EXERCISE MATERIAL —
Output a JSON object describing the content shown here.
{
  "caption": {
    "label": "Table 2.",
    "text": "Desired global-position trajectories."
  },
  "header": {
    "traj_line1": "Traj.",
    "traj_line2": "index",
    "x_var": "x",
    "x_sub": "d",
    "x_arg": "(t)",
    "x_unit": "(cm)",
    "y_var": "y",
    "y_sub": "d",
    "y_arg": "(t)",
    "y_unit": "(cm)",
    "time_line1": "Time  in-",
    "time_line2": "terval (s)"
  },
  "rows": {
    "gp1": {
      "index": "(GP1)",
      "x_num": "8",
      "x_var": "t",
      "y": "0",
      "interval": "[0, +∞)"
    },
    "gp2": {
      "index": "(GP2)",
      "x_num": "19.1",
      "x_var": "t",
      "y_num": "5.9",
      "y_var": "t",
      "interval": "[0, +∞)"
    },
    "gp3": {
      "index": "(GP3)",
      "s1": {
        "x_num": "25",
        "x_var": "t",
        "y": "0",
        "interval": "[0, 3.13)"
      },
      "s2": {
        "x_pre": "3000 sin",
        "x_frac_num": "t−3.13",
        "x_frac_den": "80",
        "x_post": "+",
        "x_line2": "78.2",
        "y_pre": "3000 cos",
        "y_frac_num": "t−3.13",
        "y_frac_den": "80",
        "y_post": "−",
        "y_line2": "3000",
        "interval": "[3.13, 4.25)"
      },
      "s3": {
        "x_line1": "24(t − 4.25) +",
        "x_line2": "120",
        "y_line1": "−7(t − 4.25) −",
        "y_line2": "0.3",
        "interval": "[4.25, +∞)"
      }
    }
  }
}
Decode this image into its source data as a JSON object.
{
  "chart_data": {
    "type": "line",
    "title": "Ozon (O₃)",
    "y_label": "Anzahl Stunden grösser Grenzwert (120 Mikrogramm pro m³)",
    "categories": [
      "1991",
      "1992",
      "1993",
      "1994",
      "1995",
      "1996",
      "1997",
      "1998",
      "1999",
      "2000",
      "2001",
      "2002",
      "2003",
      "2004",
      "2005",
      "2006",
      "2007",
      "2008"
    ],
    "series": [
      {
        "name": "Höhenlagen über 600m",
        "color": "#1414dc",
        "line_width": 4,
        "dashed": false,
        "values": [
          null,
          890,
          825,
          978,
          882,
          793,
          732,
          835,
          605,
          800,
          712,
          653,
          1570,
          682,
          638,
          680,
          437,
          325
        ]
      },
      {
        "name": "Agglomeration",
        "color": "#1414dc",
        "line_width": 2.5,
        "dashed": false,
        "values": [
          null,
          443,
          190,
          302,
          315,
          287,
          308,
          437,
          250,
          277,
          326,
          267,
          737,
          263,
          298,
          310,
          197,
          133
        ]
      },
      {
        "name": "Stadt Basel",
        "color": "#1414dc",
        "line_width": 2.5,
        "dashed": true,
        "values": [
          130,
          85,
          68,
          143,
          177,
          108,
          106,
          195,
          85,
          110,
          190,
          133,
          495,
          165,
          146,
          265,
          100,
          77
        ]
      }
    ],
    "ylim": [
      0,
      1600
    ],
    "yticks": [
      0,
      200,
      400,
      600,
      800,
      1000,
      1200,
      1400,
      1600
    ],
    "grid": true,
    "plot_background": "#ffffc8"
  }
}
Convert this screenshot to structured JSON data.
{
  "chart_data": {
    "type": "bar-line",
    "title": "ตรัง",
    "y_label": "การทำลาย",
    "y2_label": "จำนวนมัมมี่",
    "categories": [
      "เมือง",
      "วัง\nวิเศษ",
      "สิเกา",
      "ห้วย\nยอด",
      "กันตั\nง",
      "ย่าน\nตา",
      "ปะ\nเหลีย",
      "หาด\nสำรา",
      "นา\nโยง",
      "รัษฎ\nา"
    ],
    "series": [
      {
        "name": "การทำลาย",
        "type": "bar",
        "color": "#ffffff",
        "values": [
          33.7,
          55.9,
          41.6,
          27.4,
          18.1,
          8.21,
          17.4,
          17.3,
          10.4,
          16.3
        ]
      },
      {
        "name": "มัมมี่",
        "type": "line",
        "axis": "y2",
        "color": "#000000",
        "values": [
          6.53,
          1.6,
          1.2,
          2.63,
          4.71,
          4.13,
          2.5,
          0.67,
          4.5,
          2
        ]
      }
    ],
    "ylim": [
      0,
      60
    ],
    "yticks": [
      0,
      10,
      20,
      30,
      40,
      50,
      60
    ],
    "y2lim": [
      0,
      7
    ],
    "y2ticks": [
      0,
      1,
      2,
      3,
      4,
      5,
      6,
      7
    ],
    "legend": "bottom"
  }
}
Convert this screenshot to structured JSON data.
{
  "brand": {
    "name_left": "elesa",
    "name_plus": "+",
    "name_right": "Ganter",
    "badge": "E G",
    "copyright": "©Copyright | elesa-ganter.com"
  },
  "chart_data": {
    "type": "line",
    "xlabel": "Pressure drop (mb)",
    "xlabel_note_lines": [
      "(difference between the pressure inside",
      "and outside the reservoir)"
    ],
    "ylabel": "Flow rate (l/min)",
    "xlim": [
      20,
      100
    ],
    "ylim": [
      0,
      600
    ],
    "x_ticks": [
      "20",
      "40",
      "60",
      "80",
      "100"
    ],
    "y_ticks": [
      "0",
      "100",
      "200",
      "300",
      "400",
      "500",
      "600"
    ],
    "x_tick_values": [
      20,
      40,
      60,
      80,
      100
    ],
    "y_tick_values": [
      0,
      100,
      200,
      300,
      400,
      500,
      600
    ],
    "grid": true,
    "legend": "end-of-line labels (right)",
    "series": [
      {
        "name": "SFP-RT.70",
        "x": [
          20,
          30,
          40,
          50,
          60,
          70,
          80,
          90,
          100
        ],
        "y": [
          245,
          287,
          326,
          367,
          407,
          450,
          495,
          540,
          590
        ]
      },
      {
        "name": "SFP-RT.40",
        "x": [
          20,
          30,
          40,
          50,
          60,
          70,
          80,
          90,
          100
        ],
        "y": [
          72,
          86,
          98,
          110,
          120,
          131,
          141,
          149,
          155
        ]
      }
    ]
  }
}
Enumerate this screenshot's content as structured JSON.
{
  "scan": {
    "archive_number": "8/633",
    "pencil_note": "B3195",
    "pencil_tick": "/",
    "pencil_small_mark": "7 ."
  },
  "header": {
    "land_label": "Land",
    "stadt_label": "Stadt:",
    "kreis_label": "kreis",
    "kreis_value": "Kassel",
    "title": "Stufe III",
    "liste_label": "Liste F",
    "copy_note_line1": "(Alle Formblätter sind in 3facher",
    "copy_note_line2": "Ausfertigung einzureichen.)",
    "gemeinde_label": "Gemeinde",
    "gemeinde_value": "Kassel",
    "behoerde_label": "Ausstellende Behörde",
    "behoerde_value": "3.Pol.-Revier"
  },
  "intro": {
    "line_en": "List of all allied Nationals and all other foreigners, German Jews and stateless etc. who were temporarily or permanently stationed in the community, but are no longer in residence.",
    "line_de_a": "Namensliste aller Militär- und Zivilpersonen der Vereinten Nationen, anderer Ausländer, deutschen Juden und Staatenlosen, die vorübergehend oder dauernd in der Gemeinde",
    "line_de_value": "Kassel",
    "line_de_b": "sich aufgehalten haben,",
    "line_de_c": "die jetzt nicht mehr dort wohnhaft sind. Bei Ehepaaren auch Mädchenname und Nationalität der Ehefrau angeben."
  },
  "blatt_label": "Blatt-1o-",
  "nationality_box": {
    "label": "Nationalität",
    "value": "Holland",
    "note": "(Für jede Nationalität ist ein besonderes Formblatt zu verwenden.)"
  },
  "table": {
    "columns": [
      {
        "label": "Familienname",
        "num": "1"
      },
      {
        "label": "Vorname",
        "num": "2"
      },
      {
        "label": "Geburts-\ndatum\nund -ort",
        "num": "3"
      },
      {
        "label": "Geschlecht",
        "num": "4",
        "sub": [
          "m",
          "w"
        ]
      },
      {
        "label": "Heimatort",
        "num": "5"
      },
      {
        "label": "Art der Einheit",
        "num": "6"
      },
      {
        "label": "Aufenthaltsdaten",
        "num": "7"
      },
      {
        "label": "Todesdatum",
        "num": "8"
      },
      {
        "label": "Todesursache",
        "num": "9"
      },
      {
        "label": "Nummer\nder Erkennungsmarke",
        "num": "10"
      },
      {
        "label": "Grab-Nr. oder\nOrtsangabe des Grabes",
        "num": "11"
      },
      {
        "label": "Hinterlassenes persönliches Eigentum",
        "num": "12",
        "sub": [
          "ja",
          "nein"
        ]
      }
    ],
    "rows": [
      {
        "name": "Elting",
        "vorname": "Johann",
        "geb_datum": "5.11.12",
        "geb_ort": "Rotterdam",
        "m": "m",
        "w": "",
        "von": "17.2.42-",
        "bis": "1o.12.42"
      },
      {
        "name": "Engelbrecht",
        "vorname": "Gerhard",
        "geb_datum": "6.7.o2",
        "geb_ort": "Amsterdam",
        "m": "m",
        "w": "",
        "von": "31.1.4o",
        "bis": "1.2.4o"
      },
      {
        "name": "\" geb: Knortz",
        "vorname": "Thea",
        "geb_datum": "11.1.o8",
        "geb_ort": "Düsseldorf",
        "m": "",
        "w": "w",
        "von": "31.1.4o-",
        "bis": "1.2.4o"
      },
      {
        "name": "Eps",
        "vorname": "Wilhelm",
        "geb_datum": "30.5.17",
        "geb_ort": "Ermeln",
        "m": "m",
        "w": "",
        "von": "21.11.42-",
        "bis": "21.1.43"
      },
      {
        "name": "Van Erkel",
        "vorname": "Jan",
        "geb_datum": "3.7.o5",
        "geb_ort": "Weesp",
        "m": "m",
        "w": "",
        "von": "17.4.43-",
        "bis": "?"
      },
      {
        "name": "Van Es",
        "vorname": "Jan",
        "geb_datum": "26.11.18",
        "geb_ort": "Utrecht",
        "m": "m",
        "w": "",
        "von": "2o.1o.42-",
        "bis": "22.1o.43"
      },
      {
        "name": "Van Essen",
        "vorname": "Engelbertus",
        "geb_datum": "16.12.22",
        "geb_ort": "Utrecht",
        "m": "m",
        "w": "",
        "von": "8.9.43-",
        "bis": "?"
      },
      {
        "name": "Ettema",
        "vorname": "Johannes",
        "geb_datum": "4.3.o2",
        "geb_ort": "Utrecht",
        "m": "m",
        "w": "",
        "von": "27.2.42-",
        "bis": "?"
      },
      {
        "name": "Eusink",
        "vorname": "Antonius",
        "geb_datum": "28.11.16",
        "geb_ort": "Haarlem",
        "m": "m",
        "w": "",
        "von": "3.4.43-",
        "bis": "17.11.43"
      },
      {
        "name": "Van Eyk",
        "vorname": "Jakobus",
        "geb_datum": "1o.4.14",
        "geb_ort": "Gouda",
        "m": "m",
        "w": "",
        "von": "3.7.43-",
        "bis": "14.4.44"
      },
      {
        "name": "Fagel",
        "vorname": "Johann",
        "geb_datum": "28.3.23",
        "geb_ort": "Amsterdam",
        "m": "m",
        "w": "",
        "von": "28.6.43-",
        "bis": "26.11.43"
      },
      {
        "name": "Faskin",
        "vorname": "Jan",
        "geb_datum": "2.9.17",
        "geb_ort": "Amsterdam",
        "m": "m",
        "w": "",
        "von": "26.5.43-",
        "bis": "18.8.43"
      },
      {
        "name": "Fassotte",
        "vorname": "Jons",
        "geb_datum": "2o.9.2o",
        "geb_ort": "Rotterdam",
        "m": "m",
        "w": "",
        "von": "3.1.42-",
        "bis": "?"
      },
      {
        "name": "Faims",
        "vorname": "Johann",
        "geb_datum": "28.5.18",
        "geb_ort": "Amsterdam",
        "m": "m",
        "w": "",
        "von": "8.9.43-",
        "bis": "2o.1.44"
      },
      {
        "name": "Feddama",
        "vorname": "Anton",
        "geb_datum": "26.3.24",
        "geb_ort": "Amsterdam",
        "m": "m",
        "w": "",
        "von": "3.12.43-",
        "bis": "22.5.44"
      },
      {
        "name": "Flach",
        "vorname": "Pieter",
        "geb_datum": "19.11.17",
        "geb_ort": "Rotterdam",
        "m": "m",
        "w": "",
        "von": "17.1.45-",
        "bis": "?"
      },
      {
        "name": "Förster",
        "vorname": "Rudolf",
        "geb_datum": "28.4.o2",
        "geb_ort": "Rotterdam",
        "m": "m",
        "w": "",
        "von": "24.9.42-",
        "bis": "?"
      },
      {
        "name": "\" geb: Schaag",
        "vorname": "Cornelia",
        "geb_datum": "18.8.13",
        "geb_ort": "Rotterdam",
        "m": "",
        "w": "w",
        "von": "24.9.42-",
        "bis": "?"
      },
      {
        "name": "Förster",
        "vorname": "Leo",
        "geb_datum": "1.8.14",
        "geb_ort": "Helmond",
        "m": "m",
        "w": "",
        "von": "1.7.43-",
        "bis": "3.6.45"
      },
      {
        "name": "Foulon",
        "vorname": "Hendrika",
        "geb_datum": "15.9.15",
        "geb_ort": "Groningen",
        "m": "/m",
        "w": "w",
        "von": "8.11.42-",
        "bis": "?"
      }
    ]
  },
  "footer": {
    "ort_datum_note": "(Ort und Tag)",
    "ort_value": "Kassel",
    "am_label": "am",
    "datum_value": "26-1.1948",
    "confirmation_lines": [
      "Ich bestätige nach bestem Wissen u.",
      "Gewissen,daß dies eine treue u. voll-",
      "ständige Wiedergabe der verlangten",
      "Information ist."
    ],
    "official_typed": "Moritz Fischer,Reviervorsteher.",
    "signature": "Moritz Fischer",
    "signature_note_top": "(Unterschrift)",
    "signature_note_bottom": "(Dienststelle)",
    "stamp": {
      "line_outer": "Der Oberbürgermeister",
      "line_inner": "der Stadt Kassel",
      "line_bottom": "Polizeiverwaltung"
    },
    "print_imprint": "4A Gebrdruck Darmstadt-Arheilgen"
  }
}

SET EXERCISE —
Using the entries above, find all lines with "Kassel". Copy them.

FULL RESPONSE —
    "kreis_value": "Kassel",
    "gemeinde_value": "Kassel",
    "line_de_value": "Kassel",
    "ort_value": "Kassel",
      "line_inner": "der Stadt Kassel",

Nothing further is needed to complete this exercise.